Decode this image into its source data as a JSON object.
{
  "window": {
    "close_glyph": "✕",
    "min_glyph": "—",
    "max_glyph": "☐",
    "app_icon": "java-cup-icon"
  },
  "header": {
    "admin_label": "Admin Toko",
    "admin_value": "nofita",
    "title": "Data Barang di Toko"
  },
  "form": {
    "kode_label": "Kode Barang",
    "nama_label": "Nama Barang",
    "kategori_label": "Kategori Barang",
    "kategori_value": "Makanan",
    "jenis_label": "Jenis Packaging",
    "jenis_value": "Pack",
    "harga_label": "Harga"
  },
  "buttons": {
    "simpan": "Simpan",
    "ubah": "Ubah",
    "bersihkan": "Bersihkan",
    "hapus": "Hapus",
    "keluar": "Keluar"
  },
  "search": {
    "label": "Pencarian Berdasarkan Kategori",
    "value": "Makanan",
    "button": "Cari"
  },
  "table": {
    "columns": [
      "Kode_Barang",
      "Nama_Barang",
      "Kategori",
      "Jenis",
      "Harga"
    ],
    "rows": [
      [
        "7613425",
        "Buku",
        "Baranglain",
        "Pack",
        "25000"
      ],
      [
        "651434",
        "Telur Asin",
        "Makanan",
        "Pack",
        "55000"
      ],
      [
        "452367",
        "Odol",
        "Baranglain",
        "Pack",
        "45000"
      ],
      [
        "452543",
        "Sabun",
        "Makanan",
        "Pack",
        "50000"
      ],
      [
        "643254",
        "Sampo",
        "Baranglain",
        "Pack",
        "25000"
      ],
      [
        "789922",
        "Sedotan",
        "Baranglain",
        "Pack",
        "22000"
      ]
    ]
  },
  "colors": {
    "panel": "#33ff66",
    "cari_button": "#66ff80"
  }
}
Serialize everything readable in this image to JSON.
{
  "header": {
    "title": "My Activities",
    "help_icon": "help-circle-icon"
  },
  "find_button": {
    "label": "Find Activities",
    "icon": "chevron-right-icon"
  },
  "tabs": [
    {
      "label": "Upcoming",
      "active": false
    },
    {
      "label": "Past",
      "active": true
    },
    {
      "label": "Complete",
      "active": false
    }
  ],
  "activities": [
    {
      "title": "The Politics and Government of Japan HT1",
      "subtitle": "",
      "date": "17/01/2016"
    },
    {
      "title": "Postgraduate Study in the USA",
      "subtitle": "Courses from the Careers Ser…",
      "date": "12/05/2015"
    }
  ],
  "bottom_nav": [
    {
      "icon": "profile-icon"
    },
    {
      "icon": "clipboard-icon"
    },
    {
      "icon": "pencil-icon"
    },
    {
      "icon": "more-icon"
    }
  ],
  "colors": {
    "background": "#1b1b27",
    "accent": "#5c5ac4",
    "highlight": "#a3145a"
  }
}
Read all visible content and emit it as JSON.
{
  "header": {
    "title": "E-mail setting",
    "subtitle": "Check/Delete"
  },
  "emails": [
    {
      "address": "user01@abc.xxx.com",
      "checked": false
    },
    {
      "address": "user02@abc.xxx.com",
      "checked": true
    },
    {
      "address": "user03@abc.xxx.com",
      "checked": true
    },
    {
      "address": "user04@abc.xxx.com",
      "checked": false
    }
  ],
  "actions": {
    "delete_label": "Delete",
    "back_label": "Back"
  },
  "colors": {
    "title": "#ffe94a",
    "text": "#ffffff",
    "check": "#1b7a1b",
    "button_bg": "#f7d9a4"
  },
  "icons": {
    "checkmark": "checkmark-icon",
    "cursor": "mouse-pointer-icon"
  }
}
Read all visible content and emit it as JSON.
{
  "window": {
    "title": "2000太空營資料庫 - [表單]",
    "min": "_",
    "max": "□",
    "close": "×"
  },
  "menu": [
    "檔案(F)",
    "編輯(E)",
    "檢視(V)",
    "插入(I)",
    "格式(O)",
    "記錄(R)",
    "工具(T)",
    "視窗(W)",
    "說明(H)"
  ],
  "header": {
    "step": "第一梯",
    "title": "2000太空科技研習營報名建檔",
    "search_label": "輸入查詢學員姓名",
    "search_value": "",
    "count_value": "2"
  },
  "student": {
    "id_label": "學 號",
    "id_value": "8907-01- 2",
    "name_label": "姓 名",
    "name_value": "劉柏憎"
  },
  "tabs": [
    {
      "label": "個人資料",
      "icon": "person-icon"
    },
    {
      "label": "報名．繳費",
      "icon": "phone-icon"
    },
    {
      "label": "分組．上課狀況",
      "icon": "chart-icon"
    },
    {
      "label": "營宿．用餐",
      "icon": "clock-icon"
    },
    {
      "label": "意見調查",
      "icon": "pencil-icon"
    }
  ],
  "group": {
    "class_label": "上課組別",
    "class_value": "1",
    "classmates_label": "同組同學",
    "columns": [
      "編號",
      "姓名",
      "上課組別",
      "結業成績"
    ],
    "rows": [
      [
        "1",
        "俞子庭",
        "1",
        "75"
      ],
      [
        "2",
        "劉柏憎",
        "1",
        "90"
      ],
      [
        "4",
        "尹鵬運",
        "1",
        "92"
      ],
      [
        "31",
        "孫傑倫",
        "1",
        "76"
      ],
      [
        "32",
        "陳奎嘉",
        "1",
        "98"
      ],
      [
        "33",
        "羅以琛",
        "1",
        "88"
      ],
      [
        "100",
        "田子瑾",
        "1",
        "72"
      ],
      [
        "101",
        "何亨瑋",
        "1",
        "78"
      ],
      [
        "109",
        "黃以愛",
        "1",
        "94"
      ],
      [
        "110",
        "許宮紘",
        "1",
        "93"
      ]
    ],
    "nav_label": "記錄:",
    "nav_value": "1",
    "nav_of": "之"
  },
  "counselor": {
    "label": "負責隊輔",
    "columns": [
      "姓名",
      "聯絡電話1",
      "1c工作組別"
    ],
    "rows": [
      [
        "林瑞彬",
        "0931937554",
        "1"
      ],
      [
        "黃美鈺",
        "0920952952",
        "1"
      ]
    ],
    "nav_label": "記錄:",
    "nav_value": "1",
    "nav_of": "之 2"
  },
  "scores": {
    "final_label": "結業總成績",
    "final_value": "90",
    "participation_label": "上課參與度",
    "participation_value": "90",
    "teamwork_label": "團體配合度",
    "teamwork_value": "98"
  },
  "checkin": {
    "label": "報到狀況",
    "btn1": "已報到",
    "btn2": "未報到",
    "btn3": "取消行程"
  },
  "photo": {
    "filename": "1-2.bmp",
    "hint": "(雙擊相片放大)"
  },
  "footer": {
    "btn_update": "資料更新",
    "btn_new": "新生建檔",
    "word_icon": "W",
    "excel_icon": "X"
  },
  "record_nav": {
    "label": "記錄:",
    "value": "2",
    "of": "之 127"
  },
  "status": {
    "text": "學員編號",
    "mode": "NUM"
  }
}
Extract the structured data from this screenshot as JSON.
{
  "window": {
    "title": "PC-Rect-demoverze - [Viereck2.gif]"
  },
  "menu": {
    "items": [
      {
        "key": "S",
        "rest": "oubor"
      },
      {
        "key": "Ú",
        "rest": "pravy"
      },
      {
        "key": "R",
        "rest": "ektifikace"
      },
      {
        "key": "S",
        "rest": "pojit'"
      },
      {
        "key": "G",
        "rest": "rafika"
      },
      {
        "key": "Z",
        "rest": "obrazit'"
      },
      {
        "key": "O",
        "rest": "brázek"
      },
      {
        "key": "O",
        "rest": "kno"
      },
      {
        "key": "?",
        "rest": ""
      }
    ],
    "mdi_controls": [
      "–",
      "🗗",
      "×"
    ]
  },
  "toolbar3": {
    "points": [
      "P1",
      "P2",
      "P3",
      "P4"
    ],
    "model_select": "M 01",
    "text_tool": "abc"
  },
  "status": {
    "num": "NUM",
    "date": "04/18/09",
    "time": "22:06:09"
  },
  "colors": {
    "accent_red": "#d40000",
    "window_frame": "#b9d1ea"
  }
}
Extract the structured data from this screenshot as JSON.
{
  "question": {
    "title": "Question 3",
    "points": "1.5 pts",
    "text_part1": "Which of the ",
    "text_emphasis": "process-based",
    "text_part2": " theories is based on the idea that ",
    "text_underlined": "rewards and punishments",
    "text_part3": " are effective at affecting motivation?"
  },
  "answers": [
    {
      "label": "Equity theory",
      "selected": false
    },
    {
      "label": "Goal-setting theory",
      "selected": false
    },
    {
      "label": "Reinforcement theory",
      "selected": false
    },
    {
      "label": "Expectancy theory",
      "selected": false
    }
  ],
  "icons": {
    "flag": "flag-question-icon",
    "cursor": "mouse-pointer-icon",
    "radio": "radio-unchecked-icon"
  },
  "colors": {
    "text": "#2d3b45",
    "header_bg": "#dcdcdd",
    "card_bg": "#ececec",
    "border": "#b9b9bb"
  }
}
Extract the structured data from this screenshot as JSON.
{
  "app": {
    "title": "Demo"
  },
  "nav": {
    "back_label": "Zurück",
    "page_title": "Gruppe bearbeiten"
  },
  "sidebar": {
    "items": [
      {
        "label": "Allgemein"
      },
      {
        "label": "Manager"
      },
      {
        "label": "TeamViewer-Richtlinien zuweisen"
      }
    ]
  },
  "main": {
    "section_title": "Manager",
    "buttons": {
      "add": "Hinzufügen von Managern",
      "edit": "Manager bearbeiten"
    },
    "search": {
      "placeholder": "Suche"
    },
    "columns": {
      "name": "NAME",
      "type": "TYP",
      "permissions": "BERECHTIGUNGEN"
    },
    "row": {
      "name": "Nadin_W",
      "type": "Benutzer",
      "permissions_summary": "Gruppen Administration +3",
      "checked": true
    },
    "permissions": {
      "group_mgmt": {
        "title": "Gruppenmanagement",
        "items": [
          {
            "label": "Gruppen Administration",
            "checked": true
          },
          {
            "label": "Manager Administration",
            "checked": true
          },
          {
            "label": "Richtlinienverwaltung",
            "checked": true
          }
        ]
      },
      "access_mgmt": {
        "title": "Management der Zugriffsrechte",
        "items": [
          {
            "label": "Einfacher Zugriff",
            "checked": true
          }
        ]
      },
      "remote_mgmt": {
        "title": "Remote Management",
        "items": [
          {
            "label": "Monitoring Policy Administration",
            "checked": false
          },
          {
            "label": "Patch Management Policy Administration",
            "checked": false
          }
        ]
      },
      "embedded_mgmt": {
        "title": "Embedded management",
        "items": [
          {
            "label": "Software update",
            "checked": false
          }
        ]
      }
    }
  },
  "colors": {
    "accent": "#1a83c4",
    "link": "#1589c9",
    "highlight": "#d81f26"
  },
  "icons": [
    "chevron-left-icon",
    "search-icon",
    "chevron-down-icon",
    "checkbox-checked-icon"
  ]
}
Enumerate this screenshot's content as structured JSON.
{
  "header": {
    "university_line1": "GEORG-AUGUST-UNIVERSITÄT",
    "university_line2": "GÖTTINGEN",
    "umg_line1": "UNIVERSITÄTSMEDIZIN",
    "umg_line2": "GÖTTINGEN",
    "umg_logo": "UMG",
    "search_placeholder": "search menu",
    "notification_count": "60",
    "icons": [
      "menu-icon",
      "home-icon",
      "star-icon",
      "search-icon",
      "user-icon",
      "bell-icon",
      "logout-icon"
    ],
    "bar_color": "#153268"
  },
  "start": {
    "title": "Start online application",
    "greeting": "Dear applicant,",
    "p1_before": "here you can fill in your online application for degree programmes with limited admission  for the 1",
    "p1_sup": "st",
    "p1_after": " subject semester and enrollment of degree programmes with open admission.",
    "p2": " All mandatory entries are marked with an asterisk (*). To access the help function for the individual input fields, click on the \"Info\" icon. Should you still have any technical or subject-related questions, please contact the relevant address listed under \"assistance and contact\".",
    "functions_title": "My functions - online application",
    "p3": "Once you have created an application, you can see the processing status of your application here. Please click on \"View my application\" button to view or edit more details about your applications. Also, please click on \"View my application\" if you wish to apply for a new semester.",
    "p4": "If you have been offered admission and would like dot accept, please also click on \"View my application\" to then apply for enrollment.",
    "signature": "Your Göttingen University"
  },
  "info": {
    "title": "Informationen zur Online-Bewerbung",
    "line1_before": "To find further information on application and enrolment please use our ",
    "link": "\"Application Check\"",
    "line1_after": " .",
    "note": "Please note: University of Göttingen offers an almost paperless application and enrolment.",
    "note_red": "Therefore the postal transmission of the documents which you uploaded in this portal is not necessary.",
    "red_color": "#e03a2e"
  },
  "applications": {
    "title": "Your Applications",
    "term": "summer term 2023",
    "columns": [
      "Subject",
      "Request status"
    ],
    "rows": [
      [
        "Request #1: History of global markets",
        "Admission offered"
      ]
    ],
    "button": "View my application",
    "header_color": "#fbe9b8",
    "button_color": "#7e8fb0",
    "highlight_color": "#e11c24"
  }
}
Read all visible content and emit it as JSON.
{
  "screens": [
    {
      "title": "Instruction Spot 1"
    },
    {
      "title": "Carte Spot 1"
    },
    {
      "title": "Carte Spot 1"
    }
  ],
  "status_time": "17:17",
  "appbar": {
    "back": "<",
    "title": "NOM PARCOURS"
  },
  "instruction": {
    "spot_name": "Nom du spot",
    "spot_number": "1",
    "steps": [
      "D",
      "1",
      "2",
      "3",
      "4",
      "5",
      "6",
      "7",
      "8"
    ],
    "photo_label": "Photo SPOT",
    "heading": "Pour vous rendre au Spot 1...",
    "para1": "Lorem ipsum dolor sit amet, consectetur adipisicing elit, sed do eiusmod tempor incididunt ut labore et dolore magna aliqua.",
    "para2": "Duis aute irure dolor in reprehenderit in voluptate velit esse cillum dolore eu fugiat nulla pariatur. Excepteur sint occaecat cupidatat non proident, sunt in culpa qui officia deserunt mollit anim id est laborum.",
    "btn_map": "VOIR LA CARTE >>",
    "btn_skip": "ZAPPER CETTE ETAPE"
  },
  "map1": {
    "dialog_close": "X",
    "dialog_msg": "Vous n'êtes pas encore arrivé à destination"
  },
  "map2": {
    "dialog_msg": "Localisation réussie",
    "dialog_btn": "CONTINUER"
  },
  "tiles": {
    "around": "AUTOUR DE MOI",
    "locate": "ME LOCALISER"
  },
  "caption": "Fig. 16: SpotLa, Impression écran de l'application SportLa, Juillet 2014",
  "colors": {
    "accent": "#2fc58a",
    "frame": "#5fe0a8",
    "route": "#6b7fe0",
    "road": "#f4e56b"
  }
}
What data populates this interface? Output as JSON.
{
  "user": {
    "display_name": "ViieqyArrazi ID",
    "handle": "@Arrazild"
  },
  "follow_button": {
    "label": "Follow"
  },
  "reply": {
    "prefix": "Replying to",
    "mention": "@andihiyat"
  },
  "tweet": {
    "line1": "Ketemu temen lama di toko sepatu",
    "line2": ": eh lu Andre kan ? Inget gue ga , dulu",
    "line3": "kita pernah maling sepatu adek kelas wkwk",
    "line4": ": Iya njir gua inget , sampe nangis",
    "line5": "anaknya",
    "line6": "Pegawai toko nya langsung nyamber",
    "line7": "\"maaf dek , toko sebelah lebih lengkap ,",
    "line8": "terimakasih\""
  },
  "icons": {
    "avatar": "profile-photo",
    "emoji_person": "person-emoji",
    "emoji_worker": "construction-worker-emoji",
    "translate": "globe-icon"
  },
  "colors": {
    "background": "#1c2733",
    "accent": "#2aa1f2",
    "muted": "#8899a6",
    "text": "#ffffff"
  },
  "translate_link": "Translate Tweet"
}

— DIRECTIONS —
Looking at the records above, count the lines where the word "apply" appears. State only the number.

— SOLUTION TO THIS TASK —
2